Exercise task A >>
In the forum thread about the town's holiday light show, change "garland" to "tinsel" and write out the passage from "Very cool indeed!" up to and including "lamposts with garland.".
Exercise task B >>
In the forum thread about the town's holiday light show, which posters have a date from 2006 next to their name?
Exercise task C >>
Pick up the forum thread about the town's holiday light show after its last line and continue it.

Text extract >>
===============
# Hauntforum December Holiday Displays 2008



## Death Wraith (Mar 23, 2006)

*My town's cool new Xmas lights*

Wanted to show off the light show my town has out this year. This was actually donated by an individual and took two years of planning. Four different 12 minute shows are run starting at each 20 minute interval. Shows run nightly starting at 5pm to 9pm into January.

[nomedia]http://www.youtube.com/watch?v=Fm5kP__AjcQ[/nomedia]


----------



## RoxyBlue (Oct 6, 2008)

That was great! And "Wizards of Winter" was the piece made for this kind of display - I LOVE it!!!


----------



## NickG (Sep 12, 2006)

that is an extremely complex light show! just the windows have 5 channels each!!


----------



## pyro (Oct 7, 2006)

dam that s great


----------



## Spooky1 (Aug 25, 2008)

What a great light show. Wizard of Winter is perfect for this type of light show.


----------



## Moon Dog (Oct 3, 2006)

Too cool!


----------



## Spookineer (Aug 20, 2006)

Very cool indeed!


----------



## Scary Godmother (Oct 13, 2007)

That is awesome! I wish the city where I live did something more than wrap the lamposts with garland.


----------



## Revenant (Mar 17, 2007)
===============
Supplied data >>
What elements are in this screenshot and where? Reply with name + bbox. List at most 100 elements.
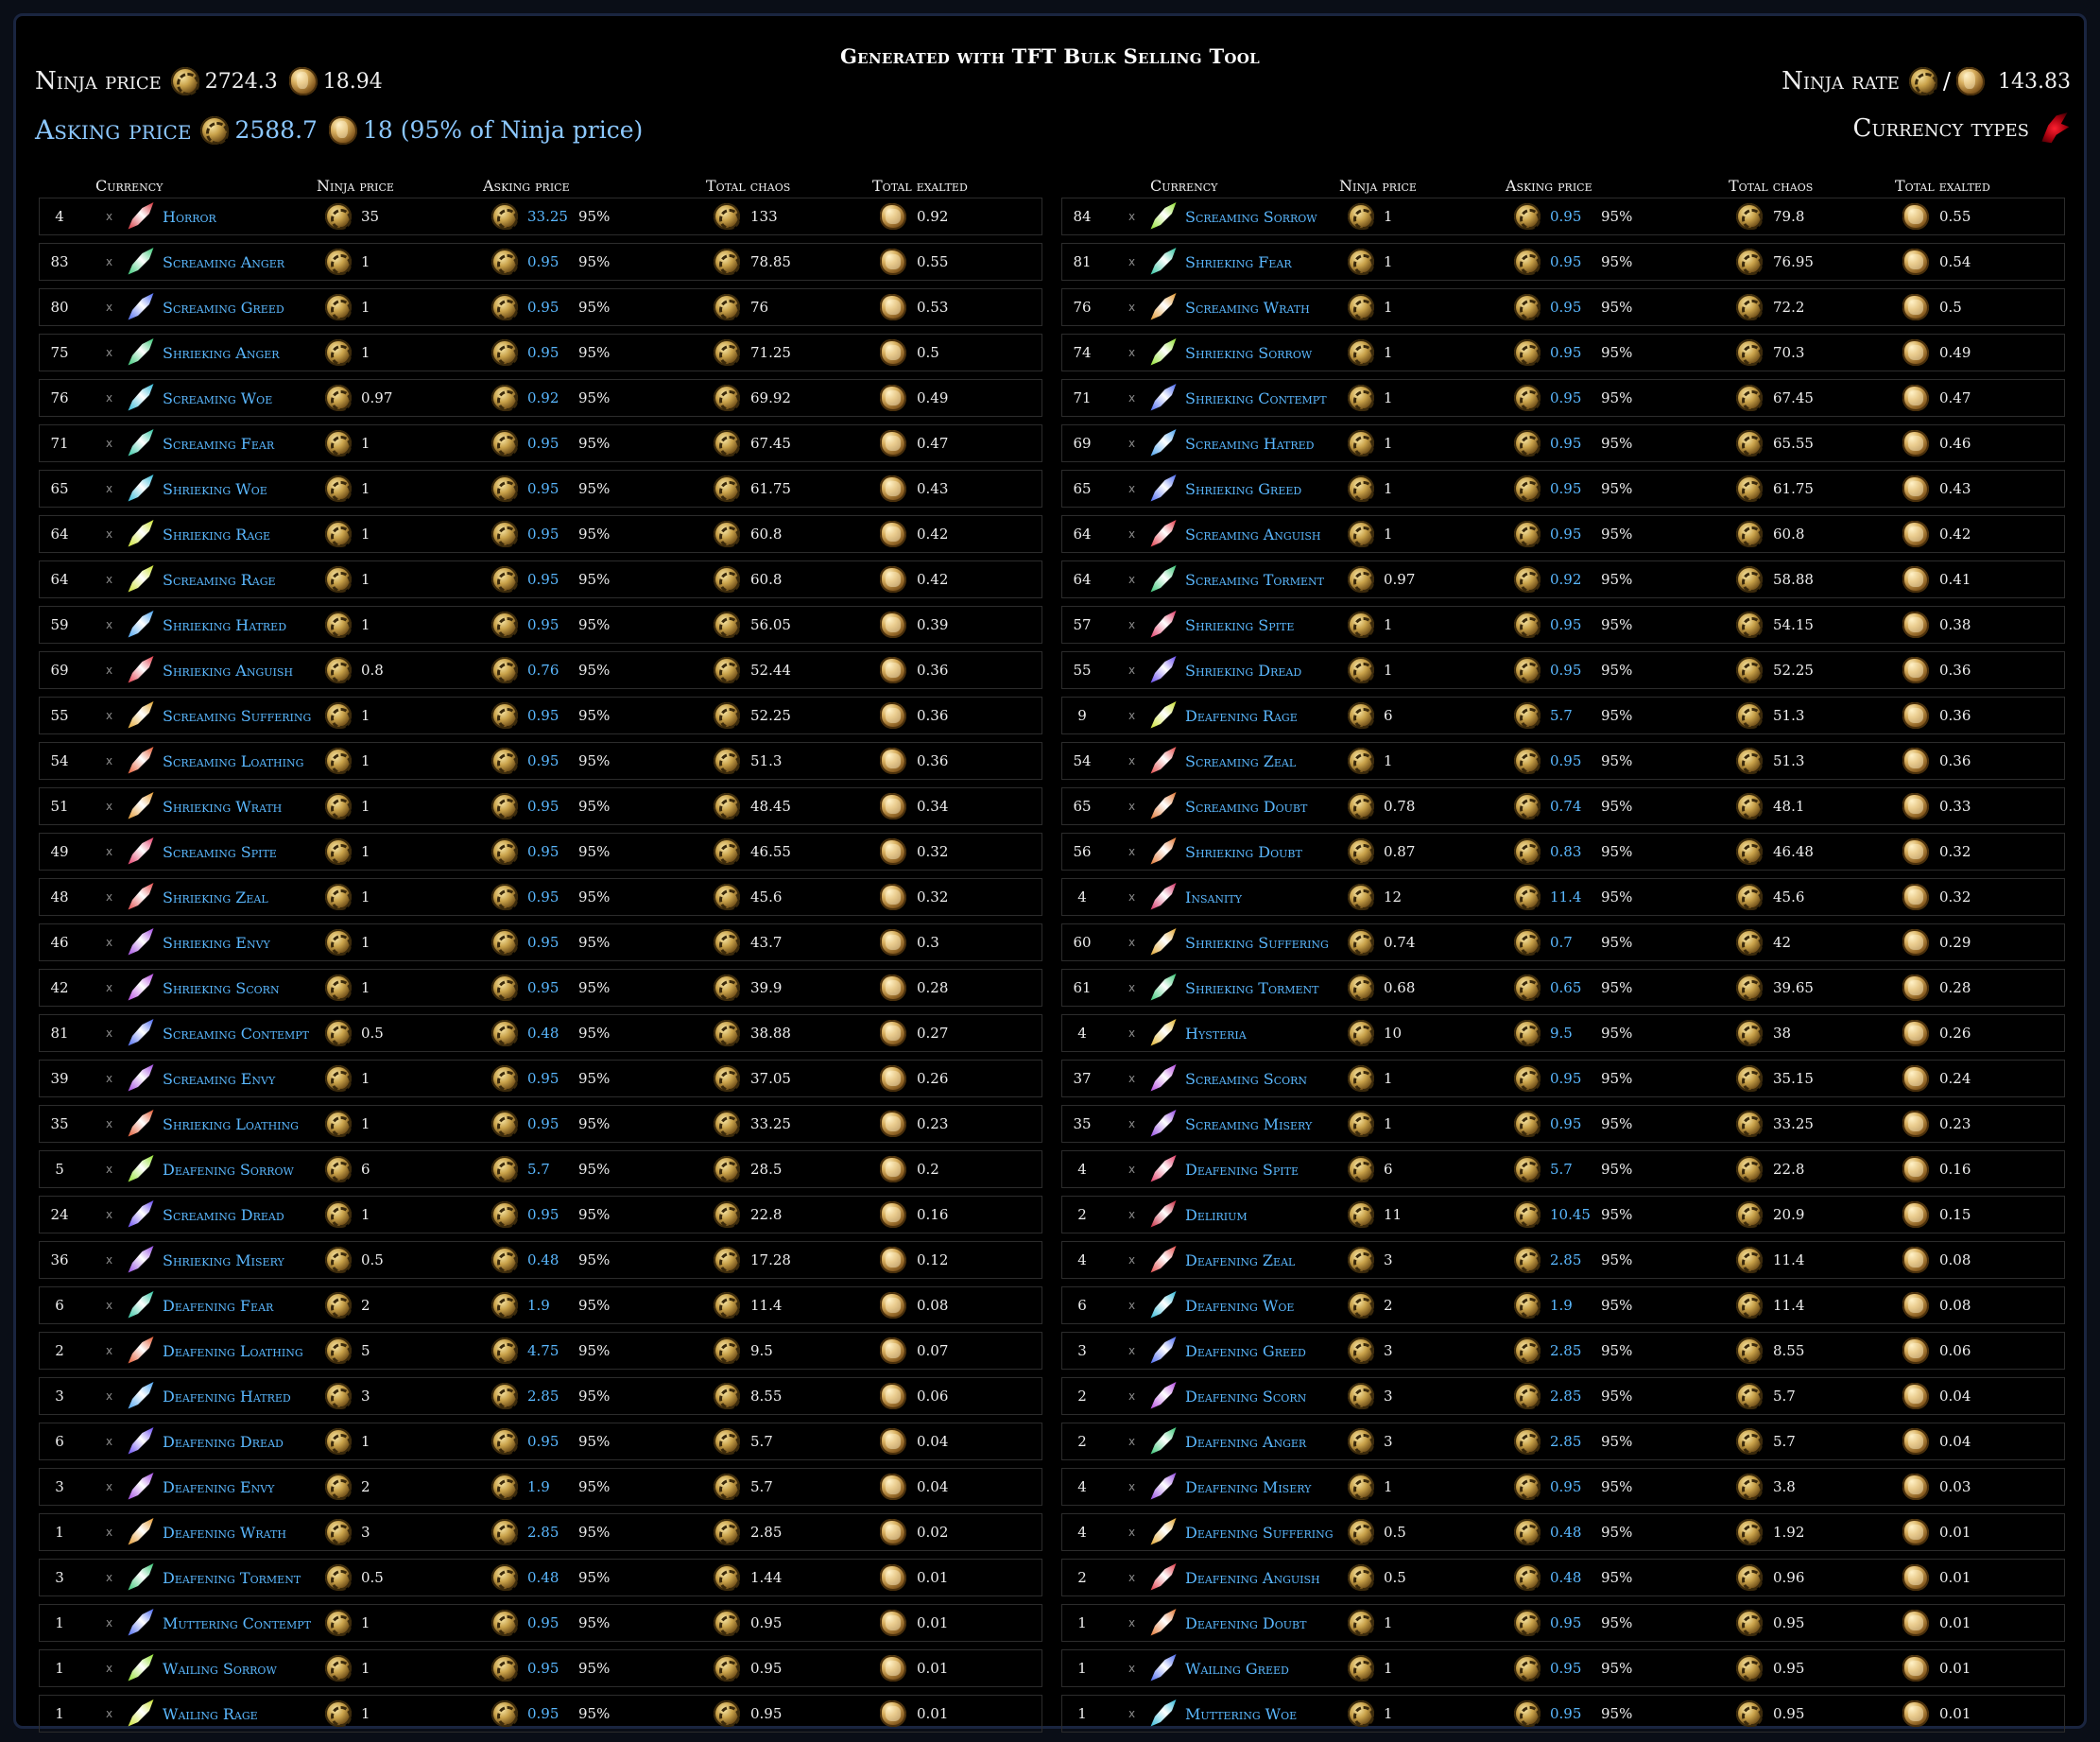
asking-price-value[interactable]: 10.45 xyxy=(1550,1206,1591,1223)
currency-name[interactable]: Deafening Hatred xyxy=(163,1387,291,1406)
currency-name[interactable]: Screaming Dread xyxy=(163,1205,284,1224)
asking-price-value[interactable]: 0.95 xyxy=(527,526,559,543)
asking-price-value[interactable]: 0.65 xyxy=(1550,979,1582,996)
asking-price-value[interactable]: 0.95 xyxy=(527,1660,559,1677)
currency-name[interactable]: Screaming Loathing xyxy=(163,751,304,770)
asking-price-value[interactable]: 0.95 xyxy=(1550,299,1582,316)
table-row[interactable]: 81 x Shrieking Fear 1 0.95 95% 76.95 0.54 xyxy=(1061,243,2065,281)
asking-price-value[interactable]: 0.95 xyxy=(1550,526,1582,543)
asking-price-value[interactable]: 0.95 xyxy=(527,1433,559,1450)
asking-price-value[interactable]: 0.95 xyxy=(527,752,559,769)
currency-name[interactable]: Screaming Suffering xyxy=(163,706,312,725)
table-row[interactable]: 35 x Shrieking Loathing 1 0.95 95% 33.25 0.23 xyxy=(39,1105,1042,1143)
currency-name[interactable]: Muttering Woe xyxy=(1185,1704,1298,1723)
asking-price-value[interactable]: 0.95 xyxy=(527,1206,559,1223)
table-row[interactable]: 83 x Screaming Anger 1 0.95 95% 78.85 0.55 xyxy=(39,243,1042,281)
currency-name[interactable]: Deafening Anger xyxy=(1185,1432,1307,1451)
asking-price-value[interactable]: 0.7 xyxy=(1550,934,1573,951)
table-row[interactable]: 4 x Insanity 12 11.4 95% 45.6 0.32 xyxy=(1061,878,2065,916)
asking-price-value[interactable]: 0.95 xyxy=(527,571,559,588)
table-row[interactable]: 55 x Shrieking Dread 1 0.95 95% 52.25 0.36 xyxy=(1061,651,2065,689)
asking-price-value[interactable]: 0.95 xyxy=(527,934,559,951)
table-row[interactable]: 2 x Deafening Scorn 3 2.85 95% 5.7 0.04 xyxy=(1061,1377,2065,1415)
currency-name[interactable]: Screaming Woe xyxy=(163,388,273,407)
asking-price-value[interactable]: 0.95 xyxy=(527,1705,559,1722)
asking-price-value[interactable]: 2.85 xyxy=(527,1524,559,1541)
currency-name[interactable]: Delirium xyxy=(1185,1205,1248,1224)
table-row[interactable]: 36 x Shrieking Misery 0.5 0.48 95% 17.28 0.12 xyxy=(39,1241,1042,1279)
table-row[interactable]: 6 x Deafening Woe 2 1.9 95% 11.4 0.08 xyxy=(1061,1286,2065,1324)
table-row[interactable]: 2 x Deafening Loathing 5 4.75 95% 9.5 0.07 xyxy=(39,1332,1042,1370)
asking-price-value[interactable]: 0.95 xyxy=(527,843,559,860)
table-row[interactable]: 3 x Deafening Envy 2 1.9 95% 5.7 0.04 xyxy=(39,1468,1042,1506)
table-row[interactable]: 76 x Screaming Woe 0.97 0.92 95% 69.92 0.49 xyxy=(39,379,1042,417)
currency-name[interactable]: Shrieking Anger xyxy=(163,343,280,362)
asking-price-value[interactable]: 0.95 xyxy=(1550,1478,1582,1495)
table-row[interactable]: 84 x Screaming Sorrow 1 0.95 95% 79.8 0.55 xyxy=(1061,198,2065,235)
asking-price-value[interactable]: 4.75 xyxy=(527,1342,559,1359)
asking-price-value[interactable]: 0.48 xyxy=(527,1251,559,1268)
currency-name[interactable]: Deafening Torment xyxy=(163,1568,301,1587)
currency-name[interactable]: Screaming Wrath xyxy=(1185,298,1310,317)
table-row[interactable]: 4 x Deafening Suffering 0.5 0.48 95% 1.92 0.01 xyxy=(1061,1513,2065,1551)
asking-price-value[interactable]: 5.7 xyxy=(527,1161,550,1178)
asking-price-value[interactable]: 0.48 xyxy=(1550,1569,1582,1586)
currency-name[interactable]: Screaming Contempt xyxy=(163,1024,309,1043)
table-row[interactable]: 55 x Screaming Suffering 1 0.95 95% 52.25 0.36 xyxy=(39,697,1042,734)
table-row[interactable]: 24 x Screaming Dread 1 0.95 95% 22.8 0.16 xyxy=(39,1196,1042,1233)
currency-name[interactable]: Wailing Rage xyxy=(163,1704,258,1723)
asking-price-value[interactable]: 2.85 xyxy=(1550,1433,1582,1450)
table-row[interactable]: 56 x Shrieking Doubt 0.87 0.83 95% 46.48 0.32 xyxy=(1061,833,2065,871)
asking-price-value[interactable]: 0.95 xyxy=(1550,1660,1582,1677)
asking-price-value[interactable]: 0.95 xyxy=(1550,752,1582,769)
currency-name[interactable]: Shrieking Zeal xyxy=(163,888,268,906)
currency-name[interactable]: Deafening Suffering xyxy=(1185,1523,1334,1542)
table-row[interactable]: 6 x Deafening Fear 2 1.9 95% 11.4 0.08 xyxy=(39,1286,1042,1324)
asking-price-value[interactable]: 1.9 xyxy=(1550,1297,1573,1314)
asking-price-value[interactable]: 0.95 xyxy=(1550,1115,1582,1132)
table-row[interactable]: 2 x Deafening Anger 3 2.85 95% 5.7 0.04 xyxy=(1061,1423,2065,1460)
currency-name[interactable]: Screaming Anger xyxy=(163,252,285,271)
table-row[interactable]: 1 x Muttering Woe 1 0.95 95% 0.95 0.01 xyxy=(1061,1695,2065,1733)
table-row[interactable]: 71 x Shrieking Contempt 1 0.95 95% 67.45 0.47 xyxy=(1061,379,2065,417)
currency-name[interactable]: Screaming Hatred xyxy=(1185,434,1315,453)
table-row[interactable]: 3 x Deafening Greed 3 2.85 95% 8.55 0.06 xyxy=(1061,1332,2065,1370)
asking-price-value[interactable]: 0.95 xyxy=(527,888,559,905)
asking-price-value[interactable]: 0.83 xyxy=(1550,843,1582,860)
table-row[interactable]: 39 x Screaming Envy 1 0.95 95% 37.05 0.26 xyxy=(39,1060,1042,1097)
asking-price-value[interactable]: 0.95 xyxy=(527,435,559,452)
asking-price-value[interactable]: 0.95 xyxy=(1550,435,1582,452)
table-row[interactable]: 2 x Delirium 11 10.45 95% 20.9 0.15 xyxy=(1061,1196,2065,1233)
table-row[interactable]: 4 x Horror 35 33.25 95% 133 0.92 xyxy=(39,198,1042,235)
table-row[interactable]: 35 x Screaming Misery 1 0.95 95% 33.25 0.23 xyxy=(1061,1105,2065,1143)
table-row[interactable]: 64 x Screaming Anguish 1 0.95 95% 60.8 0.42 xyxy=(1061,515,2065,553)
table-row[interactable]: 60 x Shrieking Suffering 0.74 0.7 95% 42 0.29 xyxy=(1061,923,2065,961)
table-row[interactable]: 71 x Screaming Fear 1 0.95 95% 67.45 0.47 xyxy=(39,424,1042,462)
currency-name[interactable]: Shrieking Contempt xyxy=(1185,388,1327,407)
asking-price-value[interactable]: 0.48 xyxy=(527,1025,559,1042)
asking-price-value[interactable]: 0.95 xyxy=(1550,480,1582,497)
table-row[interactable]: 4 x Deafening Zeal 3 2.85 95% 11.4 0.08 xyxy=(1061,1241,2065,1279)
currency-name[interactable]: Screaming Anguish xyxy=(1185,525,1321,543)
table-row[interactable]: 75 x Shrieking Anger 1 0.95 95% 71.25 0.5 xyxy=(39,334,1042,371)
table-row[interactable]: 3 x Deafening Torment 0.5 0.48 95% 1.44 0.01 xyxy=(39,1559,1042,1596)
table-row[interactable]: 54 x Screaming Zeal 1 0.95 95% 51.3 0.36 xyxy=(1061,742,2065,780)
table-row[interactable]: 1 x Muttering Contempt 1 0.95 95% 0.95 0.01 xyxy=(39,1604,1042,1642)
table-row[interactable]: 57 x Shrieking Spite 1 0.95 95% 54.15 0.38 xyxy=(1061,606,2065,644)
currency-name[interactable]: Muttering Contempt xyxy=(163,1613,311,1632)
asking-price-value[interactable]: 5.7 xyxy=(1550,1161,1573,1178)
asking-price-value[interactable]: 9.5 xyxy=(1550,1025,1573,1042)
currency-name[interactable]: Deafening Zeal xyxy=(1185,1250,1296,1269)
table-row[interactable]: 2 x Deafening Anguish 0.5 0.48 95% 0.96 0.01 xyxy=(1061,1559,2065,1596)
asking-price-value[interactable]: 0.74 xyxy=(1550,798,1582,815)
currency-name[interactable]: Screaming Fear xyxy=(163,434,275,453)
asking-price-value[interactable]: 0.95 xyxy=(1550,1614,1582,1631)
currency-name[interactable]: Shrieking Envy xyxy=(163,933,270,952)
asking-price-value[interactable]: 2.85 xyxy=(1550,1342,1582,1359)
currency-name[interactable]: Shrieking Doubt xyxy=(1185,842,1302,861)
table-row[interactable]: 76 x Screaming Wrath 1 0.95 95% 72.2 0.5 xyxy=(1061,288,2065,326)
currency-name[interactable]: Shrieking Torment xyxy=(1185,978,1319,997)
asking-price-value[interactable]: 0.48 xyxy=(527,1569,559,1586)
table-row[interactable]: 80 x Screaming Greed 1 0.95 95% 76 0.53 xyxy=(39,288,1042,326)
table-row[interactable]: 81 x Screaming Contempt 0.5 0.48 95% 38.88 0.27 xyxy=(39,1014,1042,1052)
===============
Exercise result A >>
Very cool indeed!


----------



## Scary Godmother (Oct 13, 2007)

That is awesome! I wish the city where I live did something more than wrap the lamposts with tinsel.

Exercise result B >>
- Death Wraith
- NickG
- pyro
- Moon Dog
- Spookineer

Exercise result C >>
Man that mentally put me back at the TransSiberian show last weekend heheheh got my adrenaline going.... I remember that video on the internet of the light display at that guy's house a few Christmases ago (also done to Wizards in Winter). I can see a few similarities in some of the lighting patterns but WOW what an epic scale!

Mondo cool.


----------



## RoxyBlue (Oct 6, 2008)

*Speaking of Christmas Lights...*

Take a look at this musical display (and no, it's not my house - heavy sigh).


----------



## Revenant (Mar 17, 2007)

Now that's good programming. I love the sweeping fade effects in the early part.

As for the last part... all it needed was a couple of hot stoned chicks in Santa's Helper suits dancing with glowsticks. _Nnntss-Nnntss-Nnntss_ music definitely needs chicks dancing with glowsticks.


----------



## Sickie Ickie (Jun 20, 2006)

LOL How 'bout glow buttons placed strategically?


----------



## Lilly (Jun 13, 2006)

Both are very cool
Mannheim rocks!!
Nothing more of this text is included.